■ **Exercise**
Omit the pictures, please, and give each record below again exactly.

Records from a collection of figures:
###
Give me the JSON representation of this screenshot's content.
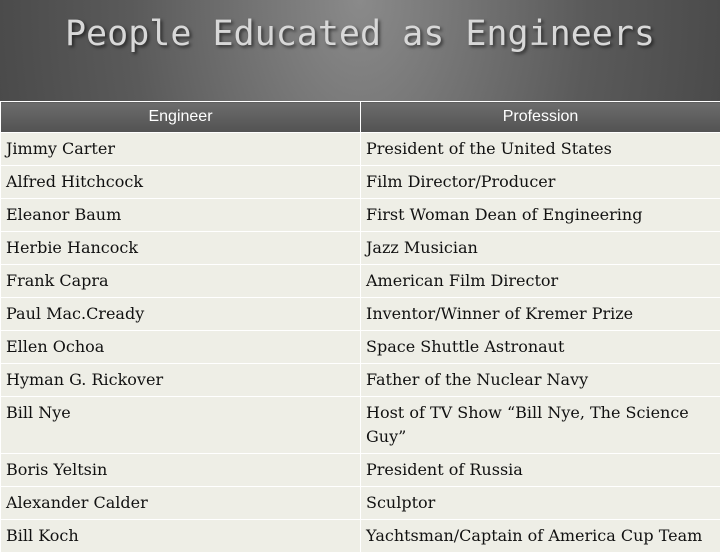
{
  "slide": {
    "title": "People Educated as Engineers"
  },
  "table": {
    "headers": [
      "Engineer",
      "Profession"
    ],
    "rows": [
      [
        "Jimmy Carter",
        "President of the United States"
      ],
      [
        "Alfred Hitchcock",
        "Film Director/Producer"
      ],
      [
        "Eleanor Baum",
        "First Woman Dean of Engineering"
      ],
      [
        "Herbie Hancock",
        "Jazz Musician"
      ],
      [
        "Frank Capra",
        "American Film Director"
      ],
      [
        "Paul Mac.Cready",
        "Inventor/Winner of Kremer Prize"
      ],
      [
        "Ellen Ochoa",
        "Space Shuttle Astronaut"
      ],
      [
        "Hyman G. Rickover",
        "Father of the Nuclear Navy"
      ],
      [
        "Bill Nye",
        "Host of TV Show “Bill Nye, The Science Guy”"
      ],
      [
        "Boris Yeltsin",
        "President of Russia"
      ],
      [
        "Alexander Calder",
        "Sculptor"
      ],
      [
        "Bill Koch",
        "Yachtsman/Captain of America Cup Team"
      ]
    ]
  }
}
###
■ **The answer**
Give me the JSON representation of this screenshot's content.
{
  "slide": {
    "title": "People Educated as Engineers"
  },
  "table": {
    "headers": [
      "Engineer",
      "Profession"
    ],
    "rows": [
      [
        "Jimmy Carter",
        "President of the United States"
      ],
      [
        "Alfred Hitchcock",
        "Film Director/Producer"
      ],
      [
        "Eleanor Baum",
        "First Woman Dean of Engineering"
      ],
      [
        "Herbie Hancock",
        "Jazz Musician"
      ],
      [
        "Frank Capra",
        "American Film Director"
      ],
      [
        "Paul Mac.Cready",
        "Inventor/Winner of Kremer Prize"
      ],
      [
        "Ellen Ochoa",
        "Space Shuttle Astronaut"
      ],
      [
        "Hyman G. Rickover",
        "Father of the Nuclear Navy"
      ],
      [
        "Bill Nye",
        "Host of TV Show “Bill Nye, The Science Guy”"
      ],
      [
        "Boris Yeltsin",
        "President of Russia"
      ],
      [
        "Alexander Calder",
        "Sculptor"
      ],
      [
        "Bill Koch",
        "Yachtsman/Captain of America Cup Team"
      ]
    ]
  }
}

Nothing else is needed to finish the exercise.